▶ _Extracted data_
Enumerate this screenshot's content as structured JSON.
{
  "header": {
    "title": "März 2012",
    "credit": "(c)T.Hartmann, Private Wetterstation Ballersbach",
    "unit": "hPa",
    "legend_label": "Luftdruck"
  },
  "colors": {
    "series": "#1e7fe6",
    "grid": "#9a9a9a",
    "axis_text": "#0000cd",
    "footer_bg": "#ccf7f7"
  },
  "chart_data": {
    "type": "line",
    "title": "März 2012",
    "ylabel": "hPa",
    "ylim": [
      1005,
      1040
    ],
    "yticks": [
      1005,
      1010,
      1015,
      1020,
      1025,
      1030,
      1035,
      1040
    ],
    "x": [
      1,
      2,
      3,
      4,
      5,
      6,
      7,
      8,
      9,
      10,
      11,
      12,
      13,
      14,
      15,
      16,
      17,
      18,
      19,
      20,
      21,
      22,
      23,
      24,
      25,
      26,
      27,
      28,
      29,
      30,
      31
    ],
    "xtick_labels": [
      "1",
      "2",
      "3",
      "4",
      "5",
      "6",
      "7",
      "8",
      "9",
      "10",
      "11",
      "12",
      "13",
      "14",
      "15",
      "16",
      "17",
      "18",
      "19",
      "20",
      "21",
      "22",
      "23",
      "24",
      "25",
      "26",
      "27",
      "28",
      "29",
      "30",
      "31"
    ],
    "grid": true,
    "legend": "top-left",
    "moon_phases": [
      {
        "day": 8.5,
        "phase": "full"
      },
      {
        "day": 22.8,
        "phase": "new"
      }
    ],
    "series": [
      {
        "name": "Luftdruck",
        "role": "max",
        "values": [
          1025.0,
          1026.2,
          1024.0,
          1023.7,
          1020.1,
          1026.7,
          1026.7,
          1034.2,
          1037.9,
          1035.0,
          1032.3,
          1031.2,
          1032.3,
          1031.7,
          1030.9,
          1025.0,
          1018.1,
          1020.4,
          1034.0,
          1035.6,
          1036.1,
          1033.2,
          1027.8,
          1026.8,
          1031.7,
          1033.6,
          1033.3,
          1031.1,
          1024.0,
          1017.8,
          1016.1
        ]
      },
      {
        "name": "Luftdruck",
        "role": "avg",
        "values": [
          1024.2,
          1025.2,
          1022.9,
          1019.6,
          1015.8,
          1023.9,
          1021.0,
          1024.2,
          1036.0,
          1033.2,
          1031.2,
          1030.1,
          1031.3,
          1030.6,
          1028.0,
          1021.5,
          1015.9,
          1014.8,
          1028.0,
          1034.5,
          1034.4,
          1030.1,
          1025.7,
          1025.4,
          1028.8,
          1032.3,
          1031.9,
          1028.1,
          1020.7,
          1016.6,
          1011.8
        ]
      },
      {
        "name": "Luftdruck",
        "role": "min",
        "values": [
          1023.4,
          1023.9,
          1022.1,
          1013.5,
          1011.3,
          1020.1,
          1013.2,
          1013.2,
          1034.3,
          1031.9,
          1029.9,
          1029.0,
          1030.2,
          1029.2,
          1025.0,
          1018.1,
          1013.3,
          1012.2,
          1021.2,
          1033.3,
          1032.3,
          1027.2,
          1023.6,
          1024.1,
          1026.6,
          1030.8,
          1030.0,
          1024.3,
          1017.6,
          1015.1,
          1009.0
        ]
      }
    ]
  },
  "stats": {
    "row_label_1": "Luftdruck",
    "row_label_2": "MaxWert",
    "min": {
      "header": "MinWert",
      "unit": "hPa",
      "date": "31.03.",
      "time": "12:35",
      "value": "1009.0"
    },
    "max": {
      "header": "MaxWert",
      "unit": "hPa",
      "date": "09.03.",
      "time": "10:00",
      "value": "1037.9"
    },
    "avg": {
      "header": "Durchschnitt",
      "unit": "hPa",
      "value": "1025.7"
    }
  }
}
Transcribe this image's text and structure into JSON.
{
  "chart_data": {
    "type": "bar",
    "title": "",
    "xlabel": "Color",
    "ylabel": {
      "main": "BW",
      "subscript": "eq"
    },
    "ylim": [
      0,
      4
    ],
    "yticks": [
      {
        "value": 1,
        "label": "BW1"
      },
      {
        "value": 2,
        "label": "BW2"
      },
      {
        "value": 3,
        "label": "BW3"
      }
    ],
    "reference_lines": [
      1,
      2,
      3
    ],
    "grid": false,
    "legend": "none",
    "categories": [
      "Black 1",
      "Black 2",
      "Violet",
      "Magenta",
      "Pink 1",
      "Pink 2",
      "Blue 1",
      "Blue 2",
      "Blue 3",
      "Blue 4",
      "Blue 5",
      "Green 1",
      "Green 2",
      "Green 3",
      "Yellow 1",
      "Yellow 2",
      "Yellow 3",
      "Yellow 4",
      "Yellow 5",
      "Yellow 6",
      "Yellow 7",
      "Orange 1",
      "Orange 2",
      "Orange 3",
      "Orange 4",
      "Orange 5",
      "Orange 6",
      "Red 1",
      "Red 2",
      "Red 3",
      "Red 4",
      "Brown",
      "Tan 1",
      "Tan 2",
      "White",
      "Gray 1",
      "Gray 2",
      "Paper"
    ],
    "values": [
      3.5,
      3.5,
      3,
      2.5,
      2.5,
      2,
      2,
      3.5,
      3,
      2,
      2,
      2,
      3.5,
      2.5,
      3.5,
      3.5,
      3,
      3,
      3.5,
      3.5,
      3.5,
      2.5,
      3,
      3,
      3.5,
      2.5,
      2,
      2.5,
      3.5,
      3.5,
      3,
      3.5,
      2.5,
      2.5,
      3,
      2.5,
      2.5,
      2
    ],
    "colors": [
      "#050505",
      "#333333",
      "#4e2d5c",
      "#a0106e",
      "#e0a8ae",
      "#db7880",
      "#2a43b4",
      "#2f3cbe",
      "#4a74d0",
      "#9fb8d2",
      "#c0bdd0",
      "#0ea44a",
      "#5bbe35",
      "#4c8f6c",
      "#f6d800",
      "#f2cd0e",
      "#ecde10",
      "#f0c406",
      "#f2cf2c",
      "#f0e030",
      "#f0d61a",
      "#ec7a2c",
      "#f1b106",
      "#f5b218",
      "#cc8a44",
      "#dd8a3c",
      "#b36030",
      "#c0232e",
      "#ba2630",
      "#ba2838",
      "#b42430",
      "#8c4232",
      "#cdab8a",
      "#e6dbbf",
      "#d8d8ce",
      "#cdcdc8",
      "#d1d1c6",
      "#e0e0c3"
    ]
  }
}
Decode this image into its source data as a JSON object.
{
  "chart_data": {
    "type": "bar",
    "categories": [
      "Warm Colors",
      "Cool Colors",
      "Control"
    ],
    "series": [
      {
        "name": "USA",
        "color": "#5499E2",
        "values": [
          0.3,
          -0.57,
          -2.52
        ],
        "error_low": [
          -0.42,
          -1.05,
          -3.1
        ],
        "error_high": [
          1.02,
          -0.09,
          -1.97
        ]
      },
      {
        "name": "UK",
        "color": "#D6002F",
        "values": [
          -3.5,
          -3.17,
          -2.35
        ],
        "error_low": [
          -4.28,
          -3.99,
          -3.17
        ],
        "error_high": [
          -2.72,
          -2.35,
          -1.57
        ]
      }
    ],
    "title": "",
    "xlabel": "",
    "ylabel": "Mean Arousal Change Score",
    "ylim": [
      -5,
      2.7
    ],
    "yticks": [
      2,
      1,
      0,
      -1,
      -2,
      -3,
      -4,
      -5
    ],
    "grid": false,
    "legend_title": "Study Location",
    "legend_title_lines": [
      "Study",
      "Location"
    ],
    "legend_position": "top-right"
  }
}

▶ _Task goal_
Isolate each line of the listing above that includes "Location". Copy it.

▶ _Right answer_
    "legend_title": "Study Location",
      "Location"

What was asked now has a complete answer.